Show each line that has the string "有关名人的励志小故事" in it.

__Source material__:
-- begin --

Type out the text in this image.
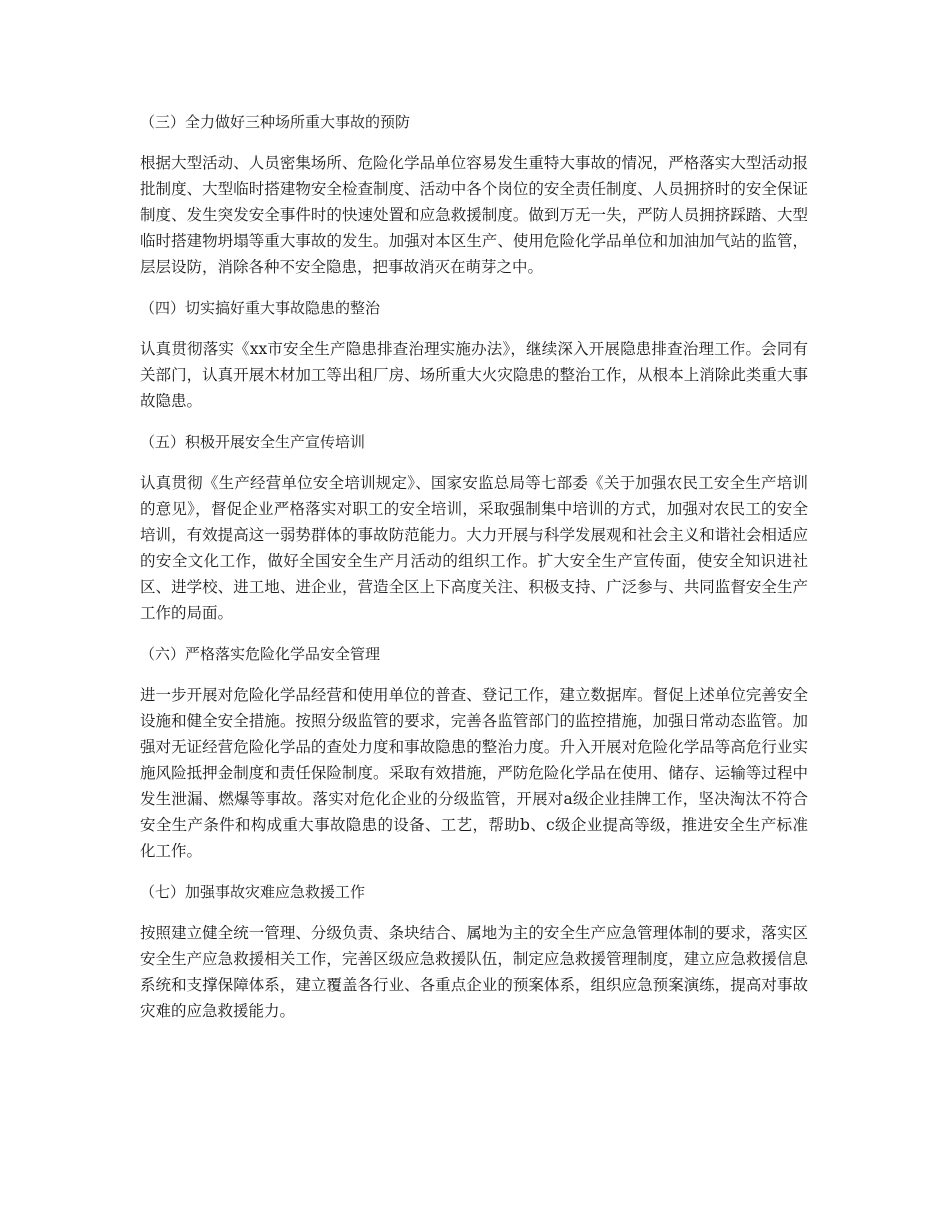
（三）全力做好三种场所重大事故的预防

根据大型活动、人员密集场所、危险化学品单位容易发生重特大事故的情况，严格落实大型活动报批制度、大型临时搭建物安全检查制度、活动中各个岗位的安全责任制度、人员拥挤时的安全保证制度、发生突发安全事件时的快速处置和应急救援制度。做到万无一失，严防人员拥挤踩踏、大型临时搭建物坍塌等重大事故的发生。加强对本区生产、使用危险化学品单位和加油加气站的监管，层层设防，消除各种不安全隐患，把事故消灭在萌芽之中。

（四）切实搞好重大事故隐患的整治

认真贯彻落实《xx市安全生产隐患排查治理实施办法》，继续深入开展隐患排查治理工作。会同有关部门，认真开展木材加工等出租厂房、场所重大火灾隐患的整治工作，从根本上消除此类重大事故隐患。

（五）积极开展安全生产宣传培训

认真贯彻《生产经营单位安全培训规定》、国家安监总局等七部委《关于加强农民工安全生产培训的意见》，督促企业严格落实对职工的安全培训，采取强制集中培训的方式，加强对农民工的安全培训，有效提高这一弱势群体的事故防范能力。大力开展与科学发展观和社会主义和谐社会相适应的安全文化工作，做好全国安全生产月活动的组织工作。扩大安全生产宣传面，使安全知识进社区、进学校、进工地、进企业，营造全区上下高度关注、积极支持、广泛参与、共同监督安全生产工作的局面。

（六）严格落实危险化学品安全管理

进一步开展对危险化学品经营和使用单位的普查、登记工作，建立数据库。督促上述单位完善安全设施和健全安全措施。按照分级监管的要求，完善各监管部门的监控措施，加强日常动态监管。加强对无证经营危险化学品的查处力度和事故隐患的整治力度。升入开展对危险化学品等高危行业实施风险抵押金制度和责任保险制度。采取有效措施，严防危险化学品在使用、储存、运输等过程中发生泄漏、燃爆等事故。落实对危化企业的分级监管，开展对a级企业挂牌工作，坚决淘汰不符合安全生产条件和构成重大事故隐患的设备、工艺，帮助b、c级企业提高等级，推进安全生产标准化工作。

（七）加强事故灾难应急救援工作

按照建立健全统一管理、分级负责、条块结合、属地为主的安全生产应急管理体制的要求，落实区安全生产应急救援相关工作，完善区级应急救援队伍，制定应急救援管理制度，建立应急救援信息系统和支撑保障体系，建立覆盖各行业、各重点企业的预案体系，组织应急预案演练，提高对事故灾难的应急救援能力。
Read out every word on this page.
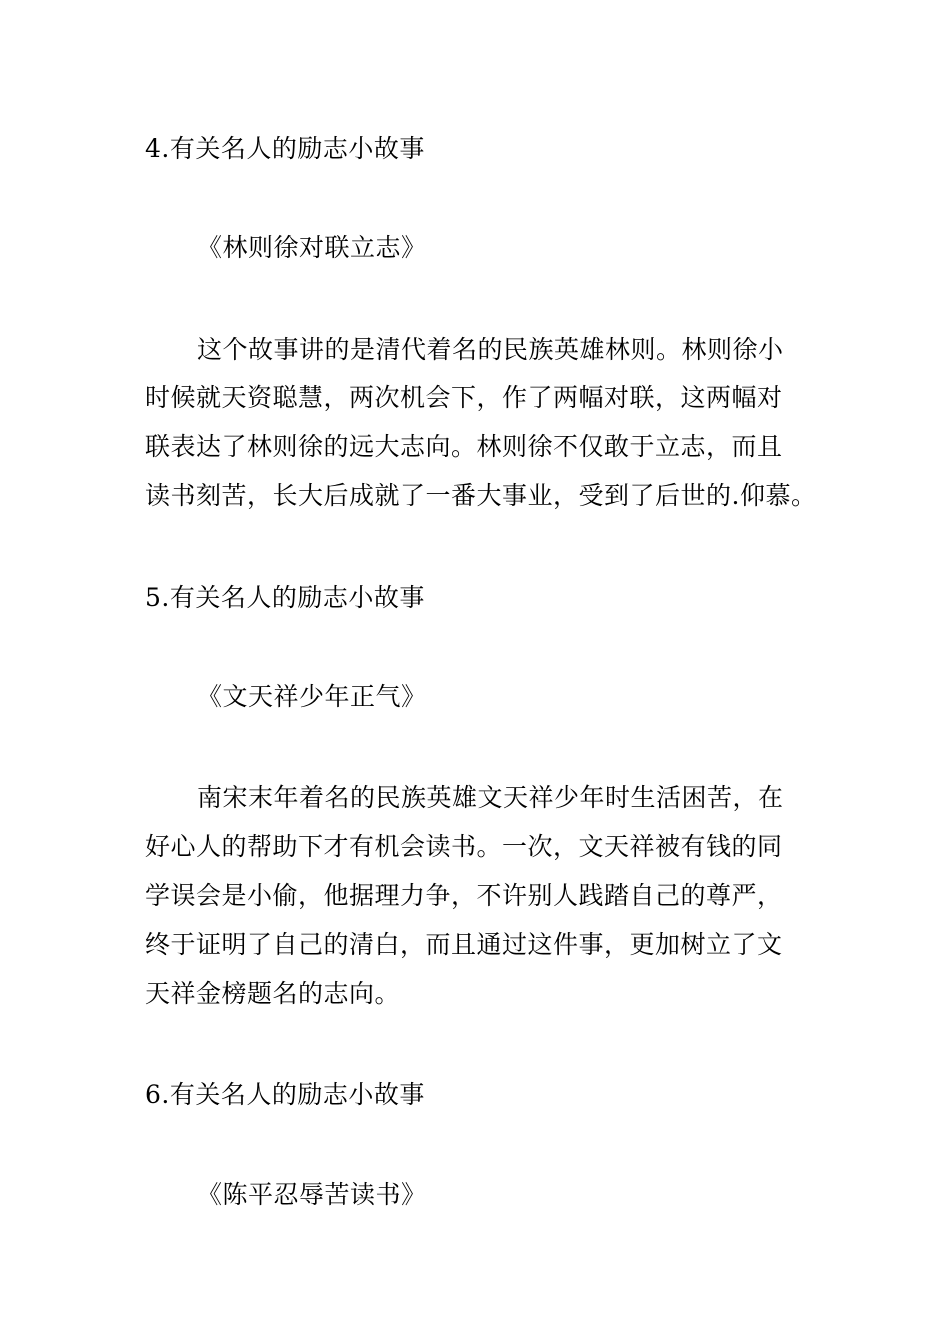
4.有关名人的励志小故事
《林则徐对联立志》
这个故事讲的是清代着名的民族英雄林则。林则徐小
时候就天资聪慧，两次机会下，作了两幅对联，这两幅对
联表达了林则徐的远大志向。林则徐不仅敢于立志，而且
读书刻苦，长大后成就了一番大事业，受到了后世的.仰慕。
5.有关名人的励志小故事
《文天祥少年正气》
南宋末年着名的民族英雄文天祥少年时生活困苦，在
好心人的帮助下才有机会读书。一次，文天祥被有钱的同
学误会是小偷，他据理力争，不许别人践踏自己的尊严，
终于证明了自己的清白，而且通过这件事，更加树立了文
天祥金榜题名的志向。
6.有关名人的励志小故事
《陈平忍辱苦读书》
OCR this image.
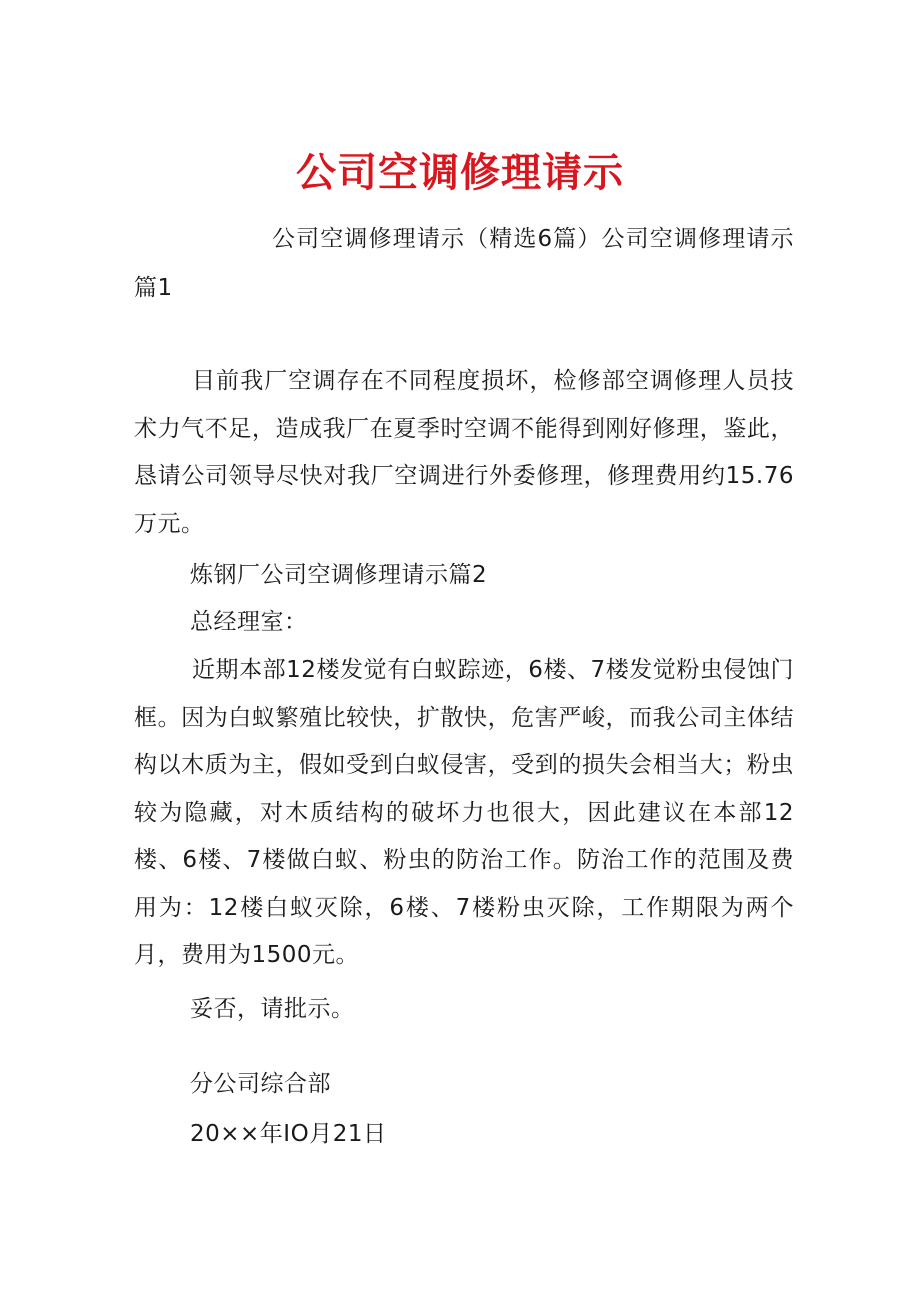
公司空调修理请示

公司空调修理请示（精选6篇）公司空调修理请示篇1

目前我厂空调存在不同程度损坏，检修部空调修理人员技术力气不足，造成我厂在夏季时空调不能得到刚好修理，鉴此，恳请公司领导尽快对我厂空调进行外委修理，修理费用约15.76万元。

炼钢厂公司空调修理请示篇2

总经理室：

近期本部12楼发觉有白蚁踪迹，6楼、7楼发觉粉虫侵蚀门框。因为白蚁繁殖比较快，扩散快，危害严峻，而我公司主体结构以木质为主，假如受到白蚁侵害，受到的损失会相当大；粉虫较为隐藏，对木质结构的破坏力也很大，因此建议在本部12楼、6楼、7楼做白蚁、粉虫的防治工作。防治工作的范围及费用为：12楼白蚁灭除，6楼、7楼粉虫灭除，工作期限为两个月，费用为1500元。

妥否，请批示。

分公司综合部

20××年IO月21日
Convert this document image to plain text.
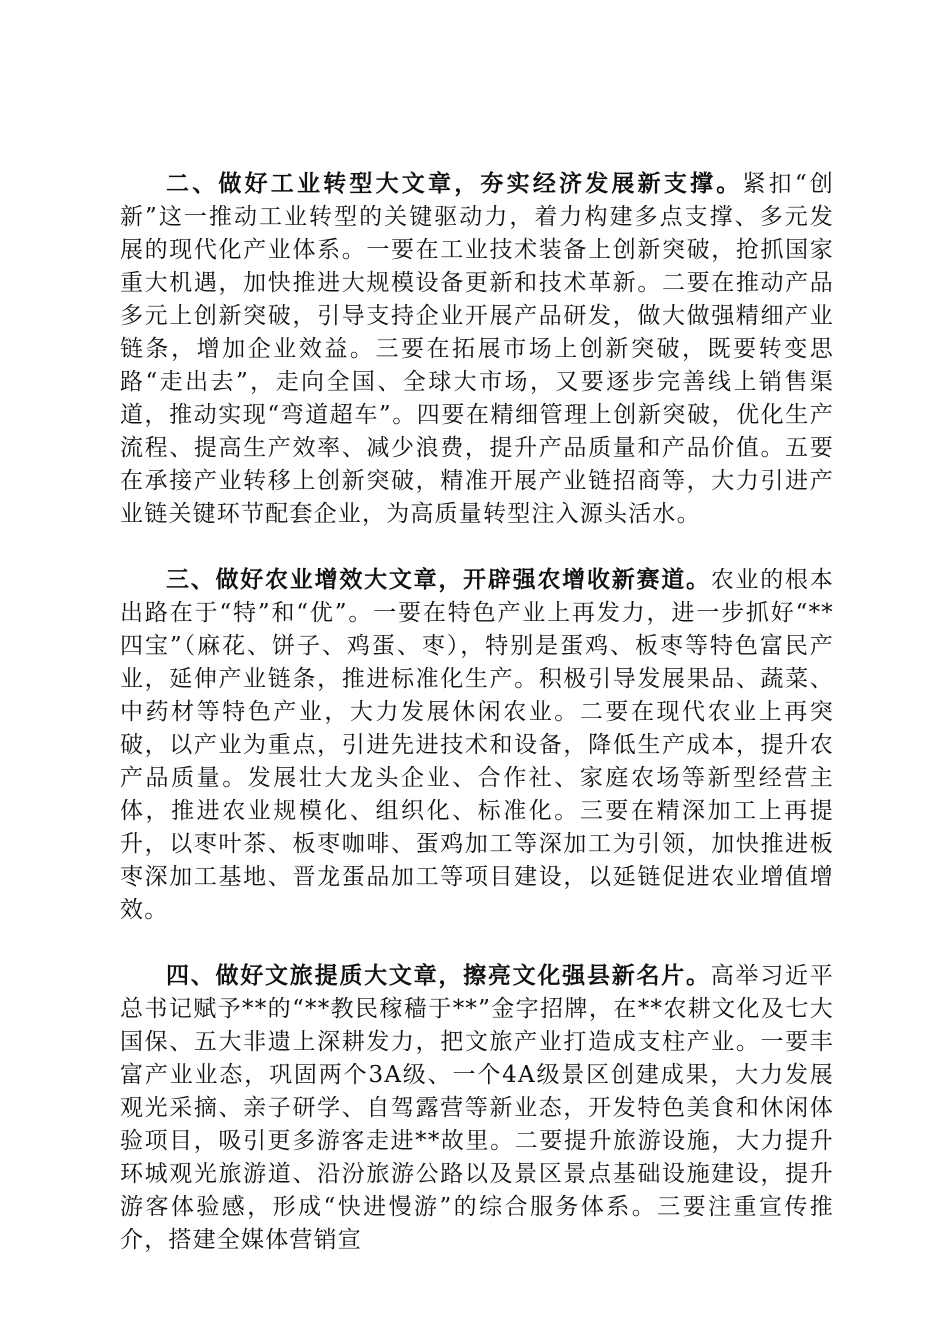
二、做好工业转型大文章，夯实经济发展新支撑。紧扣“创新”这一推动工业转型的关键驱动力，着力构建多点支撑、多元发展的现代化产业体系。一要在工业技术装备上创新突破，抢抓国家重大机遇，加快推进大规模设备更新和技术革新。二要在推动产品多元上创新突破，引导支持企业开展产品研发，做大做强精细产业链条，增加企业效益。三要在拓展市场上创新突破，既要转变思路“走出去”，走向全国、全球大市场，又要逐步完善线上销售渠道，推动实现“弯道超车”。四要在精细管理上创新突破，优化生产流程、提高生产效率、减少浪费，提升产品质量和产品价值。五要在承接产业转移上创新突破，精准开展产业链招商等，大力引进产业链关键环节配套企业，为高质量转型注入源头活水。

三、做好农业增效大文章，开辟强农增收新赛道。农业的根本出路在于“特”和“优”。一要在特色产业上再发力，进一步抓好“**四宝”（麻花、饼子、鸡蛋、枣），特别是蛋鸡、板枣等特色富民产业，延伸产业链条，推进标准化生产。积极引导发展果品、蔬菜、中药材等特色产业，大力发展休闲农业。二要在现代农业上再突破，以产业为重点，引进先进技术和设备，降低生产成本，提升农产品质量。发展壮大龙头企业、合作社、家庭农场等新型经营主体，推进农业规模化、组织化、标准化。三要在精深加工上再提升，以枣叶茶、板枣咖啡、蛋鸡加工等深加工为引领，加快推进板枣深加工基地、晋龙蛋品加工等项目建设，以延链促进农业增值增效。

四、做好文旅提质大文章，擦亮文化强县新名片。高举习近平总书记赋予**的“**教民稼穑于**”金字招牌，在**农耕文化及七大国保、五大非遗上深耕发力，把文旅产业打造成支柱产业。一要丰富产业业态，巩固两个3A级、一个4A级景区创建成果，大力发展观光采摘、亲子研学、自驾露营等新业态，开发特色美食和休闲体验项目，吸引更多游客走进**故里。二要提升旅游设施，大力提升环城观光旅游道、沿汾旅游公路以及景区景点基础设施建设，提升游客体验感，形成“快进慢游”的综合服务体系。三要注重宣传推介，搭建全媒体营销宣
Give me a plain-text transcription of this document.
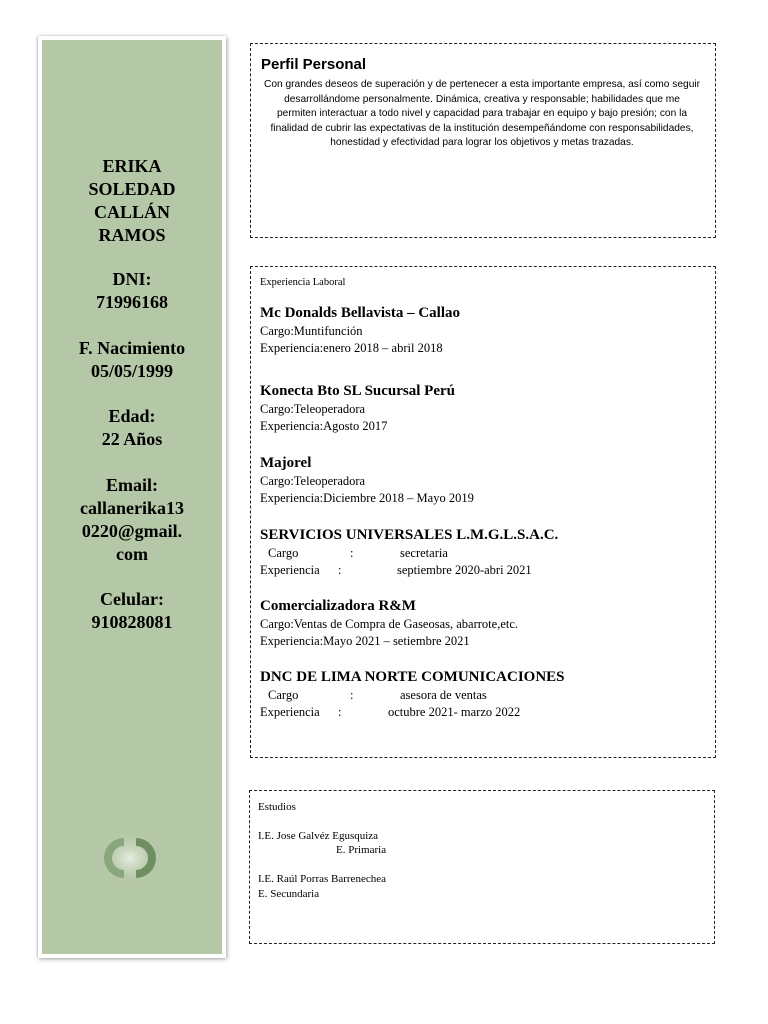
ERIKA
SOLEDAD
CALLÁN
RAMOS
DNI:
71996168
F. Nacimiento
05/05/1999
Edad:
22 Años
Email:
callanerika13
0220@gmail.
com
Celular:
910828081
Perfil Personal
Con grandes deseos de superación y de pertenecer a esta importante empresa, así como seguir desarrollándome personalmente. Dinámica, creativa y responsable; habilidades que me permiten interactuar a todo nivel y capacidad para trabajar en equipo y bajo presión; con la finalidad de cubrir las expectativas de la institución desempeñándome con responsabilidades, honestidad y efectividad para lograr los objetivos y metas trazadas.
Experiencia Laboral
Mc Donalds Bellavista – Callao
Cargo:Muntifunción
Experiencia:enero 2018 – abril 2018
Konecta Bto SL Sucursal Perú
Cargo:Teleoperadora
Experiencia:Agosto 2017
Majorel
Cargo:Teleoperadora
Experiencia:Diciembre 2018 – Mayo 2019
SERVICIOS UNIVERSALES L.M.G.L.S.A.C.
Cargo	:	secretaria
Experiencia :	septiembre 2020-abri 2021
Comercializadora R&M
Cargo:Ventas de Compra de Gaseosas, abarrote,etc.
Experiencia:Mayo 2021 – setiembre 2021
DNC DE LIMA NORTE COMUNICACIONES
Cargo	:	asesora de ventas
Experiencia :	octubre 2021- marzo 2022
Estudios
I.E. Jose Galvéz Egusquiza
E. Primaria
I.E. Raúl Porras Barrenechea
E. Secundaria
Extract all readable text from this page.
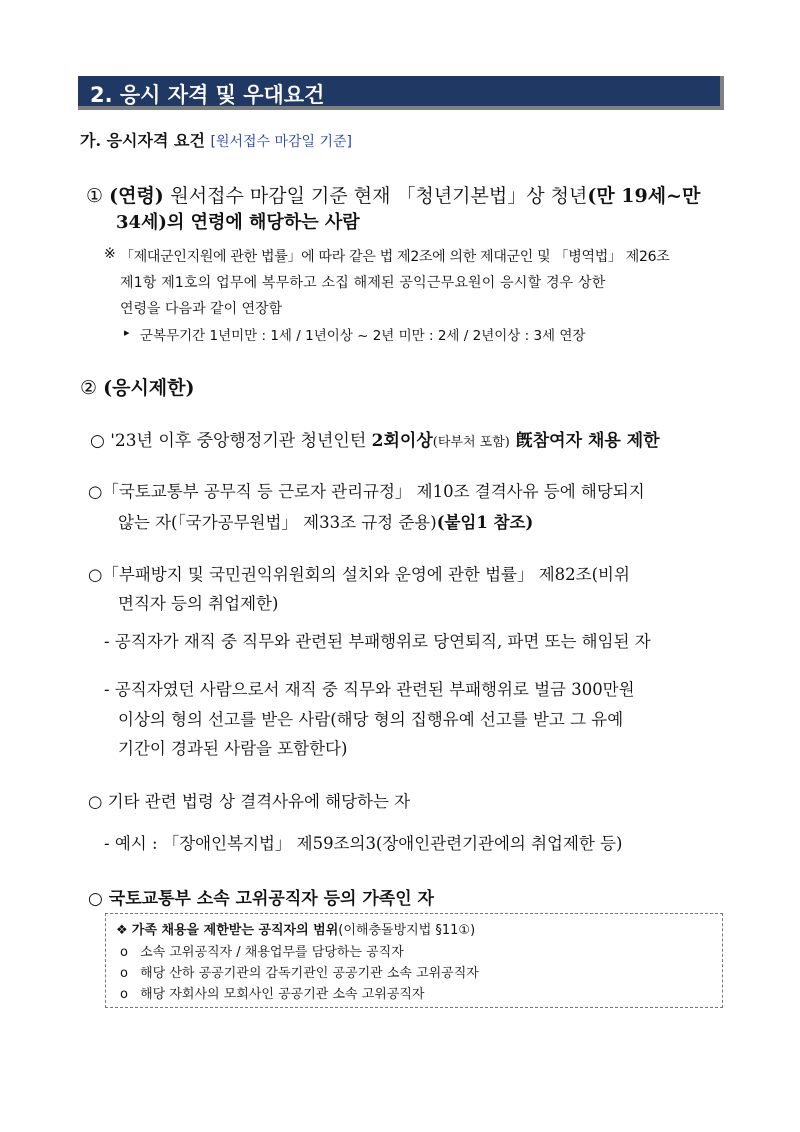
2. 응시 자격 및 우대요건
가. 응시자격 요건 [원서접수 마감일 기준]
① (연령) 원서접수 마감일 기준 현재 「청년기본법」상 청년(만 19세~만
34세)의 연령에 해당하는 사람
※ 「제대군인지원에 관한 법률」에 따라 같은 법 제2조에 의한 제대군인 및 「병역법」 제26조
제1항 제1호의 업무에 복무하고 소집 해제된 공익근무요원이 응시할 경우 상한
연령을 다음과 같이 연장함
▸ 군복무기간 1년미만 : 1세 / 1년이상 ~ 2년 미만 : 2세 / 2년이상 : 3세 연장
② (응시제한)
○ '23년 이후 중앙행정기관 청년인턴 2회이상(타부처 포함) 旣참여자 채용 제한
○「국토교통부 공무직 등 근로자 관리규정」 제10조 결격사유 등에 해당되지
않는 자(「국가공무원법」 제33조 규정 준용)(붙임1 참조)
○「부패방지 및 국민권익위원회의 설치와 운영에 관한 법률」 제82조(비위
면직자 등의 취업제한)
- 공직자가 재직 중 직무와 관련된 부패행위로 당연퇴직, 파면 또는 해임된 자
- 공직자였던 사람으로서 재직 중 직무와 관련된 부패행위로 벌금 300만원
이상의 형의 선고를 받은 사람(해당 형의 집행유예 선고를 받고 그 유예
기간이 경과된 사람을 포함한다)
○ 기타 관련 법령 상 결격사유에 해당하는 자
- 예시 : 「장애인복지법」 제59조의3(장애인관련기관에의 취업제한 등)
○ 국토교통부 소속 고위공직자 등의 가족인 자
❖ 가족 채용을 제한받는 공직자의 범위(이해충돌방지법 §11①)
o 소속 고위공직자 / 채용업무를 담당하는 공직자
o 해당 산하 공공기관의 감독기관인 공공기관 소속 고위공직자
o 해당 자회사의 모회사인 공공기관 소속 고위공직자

-- end --

__Exercise answer__:
4.有关名人的励志小故事
5.有关名人的励志小故事
6.有关名人的励志小故事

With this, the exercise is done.